>> BEGIN Data records
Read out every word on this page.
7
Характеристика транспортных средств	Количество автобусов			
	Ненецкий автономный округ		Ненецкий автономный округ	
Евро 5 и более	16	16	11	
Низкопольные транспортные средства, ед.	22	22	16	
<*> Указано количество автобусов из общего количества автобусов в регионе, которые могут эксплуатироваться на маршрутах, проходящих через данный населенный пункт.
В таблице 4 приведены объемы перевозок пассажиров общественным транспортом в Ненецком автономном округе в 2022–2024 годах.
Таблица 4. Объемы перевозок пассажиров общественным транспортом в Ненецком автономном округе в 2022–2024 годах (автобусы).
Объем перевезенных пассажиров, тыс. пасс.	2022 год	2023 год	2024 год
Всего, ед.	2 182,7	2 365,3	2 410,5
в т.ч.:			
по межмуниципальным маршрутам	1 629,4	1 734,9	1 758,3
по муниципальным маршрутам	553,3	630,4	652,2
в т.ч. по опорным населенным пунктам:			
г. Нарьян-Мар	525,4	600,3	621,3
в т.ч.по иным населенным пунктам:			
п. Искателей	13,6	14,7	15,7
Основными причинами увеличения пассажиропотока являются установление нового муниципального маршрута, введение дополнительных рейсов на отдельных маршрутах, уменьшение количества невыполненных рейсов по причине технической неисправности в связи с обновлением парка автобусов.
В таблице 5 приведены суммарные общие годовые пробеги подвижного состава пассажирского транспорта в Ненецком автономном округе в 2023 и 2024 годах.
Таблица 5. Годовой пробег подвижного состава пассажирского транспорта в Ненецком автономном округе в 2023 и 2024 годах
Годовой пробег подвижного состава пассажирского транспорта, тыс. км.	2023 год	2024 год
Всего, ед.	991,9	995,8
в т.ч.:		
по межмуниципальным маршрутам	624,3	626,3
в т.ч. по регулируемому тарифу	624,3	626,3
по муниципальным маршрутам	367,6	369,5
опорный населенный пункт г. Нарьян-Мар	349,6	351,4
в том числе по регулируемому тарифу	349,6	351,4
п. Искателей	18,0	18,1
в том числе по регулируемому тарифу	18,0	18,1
>> END Data records
Task statement: Write the listing out again, exactly as it reads.

Response:
Read out every word on this page.
7
Характеристика транспортных средств	Количество автобусов			
	Ненецкий автономный округ		Ненецкий автономный округ	
Евро 5 и более	16	16	11	
Низкопольные транспортные средства, ед.	22	22	16	
<*> Указано количество автобусов из общего количества автобусов в регионе, которые могут эксплуатироваться на маршрутах, проходящих через данный населенный пункт.
В таблице 4 приведены объемы перевозок пассажиров общественным транспортом в Ненецком автономном округе в 2022–2024 годах.
Таблица 4. Объемы перевозок пассажиров общественным транспортом в Ненецком автономном округе в 2022–2024 годах (автобусы).
Объем перевезенных пассажиров, тыс. пасс.	2022 год	2023 год	2024 год
Всего, ед.	2 182,7	2 365,3	2 410,5
в т.ч.:			
по межмуниципальным маршрутам	1 629,4	1 734,9	1 758,3
по муниципальным маршрутам	553,3	630,4	652,2
в т.ч. по опорным населенным пунктам:			
г. Нарьян-Мар	525,4	600,3	621,3
в т.ч.по иным населенным пунктам:			
п. Искателей	13,6	14,7	15,7
Основными причинами увеличения пассажиропотока являются установление нового муниципального маршрута, введение дополнительных рейсов на отдельных маршрутах, уменьшение количества невыполненных рейсов по причине технической неисправности в связи с обновлением парка автобусов.
В таблице 5 приведены суммарные общие годовые пробеги подвижного состава пассажирского транспорта в Ненецком автономном округе в 2023 и 2024 годах.
Таблица 5. Годовой пробег подвижного состава пассажирского транспорта в Ненецком автономном округе в 2023 и 2024 годах
Годовой пробег подвижного состава пассажирского транспорта, тыс. км.	2023 год	2024 год
Всего, ед.	991,9	995,8
в т.ч.:		
по межмуниципальным маршрутам	624,3	626,3
в т.ч. по регулируемому тарифу	624,3	626,3
по муниципальным маршрутам	367,6	369,5
опорный населенный пункт г. Нарьян-Мар	349,6	351,4
в том числе по регулируемому тарифу	349,6	351,4
п. Искателей	18,0	18,1
в том числе по регулируемому тарифу	18,0	18,1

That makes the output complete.